┌─ SUPPLIED RECORDS
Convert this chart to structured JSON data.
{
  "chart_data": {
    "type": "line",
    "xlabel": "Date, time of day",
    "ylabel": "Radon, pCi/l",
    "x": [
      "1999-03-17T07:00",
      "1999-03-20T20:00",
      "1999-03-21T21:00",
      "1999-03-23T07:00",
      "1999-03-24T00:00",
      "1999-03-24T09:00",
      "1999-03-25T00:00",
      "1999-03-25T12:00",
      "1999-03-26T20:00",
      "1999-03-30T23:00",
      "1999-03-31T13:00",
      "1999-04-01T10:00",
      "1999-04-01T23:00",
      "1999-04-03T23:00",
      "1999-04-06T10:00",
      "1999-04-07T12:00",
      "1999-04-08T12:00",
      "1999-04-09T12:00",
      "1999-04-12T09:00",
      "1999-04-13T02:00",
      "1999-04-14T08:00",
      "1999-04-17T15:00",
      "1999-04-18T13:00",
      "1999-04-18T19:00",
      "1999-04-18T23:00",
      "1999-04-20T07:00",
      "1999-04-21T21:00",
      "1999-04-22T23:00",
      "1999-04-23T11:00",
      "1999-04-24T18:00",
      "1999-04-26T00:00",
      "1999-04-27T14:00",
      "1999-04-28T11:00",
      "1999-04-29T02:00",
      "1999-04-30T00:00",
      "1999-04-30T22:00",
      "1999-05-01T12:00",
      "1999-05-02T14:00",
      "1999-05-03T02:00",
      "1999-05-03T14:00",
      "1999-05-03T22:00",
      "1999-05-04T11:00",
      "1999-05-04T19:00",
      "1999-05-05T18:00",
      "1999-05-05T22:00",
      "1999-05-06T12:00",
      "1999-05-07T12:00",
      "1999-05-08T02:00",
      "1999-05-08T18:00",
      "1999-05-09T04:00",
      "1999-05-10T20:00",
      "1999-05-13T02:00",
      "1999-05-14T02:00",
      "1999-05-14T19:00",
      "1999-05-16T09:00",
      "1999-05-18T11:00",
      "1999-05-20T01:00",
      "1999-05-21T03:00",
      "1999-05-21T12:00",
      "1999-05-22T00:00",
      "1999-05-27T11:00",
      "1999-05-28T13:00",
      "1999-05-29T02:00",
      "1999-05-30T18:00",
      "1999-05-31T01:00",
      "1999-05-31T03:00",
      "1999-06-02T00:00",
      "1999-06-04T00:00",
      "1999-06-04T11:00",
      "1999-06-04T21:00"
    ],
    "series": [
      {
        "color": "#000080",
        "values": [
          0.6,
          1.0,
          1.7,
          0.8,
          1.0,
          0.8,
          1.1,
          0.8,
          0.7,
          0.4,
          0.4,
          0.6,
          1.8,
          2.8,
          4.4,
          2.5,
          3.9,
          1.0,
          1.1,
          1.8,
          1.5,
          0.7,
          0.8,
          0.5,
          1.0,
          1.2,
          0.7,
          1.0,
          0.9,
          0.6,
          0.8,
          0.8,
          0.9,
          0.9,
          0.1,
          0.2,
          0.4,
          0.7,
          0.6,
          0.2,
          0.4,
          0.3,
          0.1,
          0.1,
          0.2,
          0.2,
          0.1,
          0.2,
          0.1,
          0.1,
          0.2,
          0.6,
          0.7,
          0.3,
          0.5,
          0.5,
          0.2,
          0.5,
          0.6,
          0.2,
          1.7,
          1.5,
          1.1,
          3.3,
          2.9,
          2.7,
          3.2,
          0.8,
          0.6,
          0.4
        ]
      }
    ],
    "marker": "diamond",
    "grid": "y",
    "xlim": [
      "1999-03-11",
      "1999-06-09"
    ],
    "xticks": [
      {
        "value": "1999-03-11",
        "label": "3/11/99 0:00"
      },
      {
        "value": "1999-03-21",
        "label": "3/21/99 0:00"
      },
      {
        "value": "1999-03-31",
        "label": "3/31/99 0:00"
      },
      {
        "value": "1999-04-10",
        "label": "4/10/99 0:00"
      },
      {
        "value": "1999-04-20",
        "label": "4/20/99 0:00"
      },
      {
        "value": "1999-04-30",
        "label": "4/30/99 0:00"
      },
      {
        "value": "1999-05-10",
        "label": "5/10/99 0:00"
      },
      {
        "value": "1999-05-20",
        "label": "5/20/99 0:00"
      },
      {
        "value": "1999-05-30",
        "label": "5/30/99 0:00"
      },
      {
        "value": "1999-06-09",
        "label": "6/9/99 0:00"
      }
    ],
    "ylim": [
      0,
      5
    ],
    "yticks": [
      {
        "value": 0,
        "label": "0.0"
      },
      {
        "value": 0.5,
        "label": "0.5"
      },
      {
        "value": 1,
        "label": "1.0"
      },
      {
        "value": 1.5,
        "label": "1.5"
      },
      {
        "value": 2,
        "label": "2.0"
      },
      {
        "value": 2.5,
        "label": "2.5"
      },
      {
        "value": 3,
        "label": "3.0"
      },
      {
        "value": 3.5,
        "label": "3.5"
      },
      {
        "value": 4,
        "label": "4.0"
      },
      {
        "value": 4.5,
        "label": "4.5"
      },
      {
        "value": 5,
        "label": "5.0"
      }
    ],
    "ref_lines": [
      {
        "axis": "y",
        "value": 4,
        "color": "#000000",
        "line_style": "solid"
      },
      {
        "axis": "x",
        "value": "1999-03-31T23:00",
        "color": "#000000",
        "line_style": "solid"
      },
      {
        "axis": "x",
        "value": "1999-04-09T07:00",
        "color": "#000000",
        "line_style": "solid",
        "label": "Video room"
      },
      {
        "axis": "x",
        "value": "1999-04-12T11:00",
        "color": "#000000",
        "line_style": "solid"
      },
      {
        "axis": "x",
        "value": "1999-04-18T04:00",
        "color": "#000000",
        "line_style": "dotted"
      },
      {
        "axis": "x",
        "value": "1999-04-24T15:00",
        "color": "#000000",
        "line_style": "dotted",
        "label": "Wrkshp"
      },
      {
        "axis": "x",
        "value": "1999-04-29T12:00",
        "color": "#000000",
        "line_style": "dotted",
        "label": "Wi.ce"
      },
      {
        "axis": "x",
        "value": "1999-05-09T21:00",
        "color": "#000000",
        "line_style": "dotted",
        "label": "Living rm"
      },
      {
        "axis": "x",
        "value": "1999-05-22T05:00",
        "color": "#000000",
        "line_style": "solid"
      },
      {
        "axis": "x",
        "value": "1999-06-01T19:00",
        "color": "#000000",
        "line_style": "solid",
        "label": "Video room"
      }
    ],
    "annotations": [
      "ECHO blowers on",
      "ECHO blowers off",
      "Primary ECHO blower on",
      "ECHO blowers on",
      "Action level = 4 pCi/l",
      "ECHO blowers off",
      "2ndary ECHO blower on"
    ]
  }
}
└─
# YOUR OBJECTIVE
From the preceding material, extract every line exactly.

# TASK RESPONSE
Convert this chart to structured JSON data.
{
  "chart_data": {
    "type": "line",
    "xlabel": "Date, time of day",
    "ylabel": "Radon, pCi/l",
    "x": [
      "1999-03-17T07:00",
      "1999-03-20T20:00",
      "1999-03-21T21:00",
      "1999-03-23T07:00",
      "1999-03-24T00:00",
      "1999-03-24T09:00",
      "1999-03-25T00:00",
      "1999-03-25T12:00",
      "1999-03-26T20:00",
      "1999-03-30T23:00",
      "1999-03-31T13:00",
      "1999-04-01T10:00",
      "1999-04-01T23:00",
      "1999-04-03T23:00",
      "1999-04-06T10:00",
      "1999-04-07T12:00",
      "1999-04-08T12:00",
      "1999-04-09T12:00",
      "1999-04-12T09:00",
      "1999-04-13T02:00",
      "1999-04-14T08:00",
      "1999-04-17T15:00",
      "1999-04-18T13:00",
      "1999-04-18T19:00",
      "1999-04-18T23:00",
      "1999-04-20T07:00",
      "1999-04-21T21:00",
      "1999-04-22T23:00",
      "1999-04-23T11:00",
      "1999-04-24T18:00",
      "1999-04-26T00:00",
      "1999-04-27T14:00",
      "1999-04-28T11:00",
      "1999-04-29T02:00",
      "1999-04-30T00:00",
      "1999-04-30T22:00",
      "1999-05-01T12:00",
      "1999-05-02T14:00",
      "1999-05-03T02:00",
      "1999-05-03T14:00",
      "1999-05-03T22:00",
      "1999-05-04T11:00",
      "1999-05-04T19:00",
      "1999-05-05T18:00",
      "1999-05-05T22:00",
      "1999-05-06T12:00",
      "1999-05-07T12:00",
      "1999-05-08T02:00",
      "1999-05-08T18:00",
      "1999-05-09T04:00",
      "1999-05-10T20:00",
      "1999-05-13T02:00",
      "1999-05-14T02:00",
      "1999-05-14T19:00",
      "1999-05-16T09:00",
      "1999-05-18T11:00",
      "1999-05-20T01:00",
      "1999-05-21T03:00",
      "1999-05-21T12:00",
      "1999-05-22T00:00",
      "1999-05-27T11:00",
      "1999-05-28T13:00",
      "1999-05-29T02:00",
      "1999-05-30T18:00",
      "1999-05-31T01:00",
      "1999-05-31T03:00",
      "1999-06-02T00:00",
      "1999-06-04T00:00",
      "1999-06-04T11:00",
      "1999-06-04T21:00"
    ],
    "series": [
      {
        "color": "#000080",
        "values": [
          0.6,
          1.0,
          1.7,
          0.8,
          1.0,
          0.8,
          1.1,
          0.8,
          0.7,
          0.4,
          0.4,
          0.6,
          1.8,
          2.8,
          4.4,
          2.5,
          3.9,
          1.0,
          1.1,
          1.8,
          1.5,
          0.7,
          0.8,
          0.5,
          1.0,
          1.2,
          0.7,
          1.0,
          0.9,
          0.6,
          0.8,
          0.8,
          0.9,
          0.9,
          0.1,
          0.2,
          0.4,
          0.7,
          0.6,
          0.2,
          0.4,
          0.3,
          0.1,
          0.1,
          0.2,
          0.2,
          0.1,
          0.2,
          0.1,
          0.1,
          0.2,
          0.6,
          0.7,
          0.3,
          0.5,
          0.5,
          0.2,
          0.5,
          0.6,
          0.2,
          1.7,
          1.5,
          1.1,
          3.3,
          2.9,
          2.7,
          3.2,
          0.8,
          0.6,
          0.4
        ]
      }
    ],
    "marker": "diamond",
    "grid": "y",
    "xlim": [
      "1999-03-11",
      "1999-06-09"
    ],
    "xticks": [
      {
        "value": "1999-03-11",
        "label": "3/11/99 0:00"
      },
      {
        "value": "1999-03-21",
        "label": "3/21/99 0:00"
      },
      {
        "value": "1999-03-31",
        "label": "3/31/99 0:00"
      },
      {
        "value": "1999-04-10",
        "label": "4/10/99 0:00"
      },
      {
        "value": "1999-04-20",
        "label": "4/20/99 0:00"
      },
      {
        "value": "1999-04-30",
        "label": "4/30/99 0:00"
      },
      {
        "value": "1999-05-10",
        "label": "5/10/99 0:00"
      },
      {
        "value": "1999-05-20",
        "label": "5/20/99 0:00"
      },
      {
        "value": "1999-05-30",
        "label": "5/30/99 0:00"
      },
      {
        "value": "1999-06-09",
        "label": "6/9/99 0:00"
      }
    ],
    "ylim": [
      0,
      5
    ],
    "yticks": [
      {
        "value": 0,
        "label": "0.0"
      },
      {
        "value": 0.5,
        "label": "0.5"
      },
      {
        "value": 1,
        "label": "1.0"
      },
      {
        "value": 1.5,
        "label": "1.5"
      },
      {
        "value": 2,
        "label": "2.0"
      },
      {
        "value": 2.5,
        "label": "2.5"
      },
      {
        "value": 3,
        "label": "3.0"
      },
      {
        "value": 3.5,
        "label": "3.5"
      },
      {
        "value": 4,
        "label": "4.0"
      },
      {
        "value": 4.5,
        "label": "4.5"
      },
      {
        "value": 5,
        "label": "5.0"
      }
    ],
    "ref_lines": [
      {
        "axis": "y",
        "value": 4,
        "color": "#000000",
        "line_style": "solid"
      },
      {
        "axis": "x",
        "value": "1999-03-31T23:00",
        "color": "#000000",
        "line_style": "solid"
      },
      {
        "axis": "x",
        "value": "1999-04-09T07:00",
        "color": "#000000",
        "line_style": "solid",
        "label": "Video room"
      },
      {
        "axis": "x",
        "value": "1999-04-12T11:00",
        "color": "#000000",
        "line_style": "solid"
      },
      {
        "axis": "x",
        "value": "1999-04-18T04:00",
        "color": "#000000",
        "line_style": "dotted"
      },
      {
        "axis": "x",
        "value": "1999-04-24T15:00",
        "color": "#000000",
        "line_style": "dotted",
        "label": "Wrkshp"
      },
      {
        "axis": "x",
        "value": "1999-04-29T12:00",
        "color": "#000000",
        "line_style": "dotted",
        "label": "Wi.ce"
      },
      {
        "axis": "x",
        "value": "1999-05-09T21:00",
        "color": "#000000",
        "line_style": "dotted",
        "label": "Living rm"
      },
      {
        "axis": "x",
        "value": "1999-05-22T05:00",
        "color": "#000000",
        "line_style": "solid"
      },
      {
        "axis": "x",
        "value": "1999-06-01T19:00",
        "color": "#000000",
        "line_style": "solid",
        "label": "Video room"
      }
    ],
    "annotations": [
      "ECHO blowers on",
      "ECHO blowers off",
      "Primary ECHO blower on",
      "ECHO blowers on",
      "Action level = 4 pCi/l",
      "ECHO blowers off",
      "2ndary ECHO blower on"
    ]
  }
}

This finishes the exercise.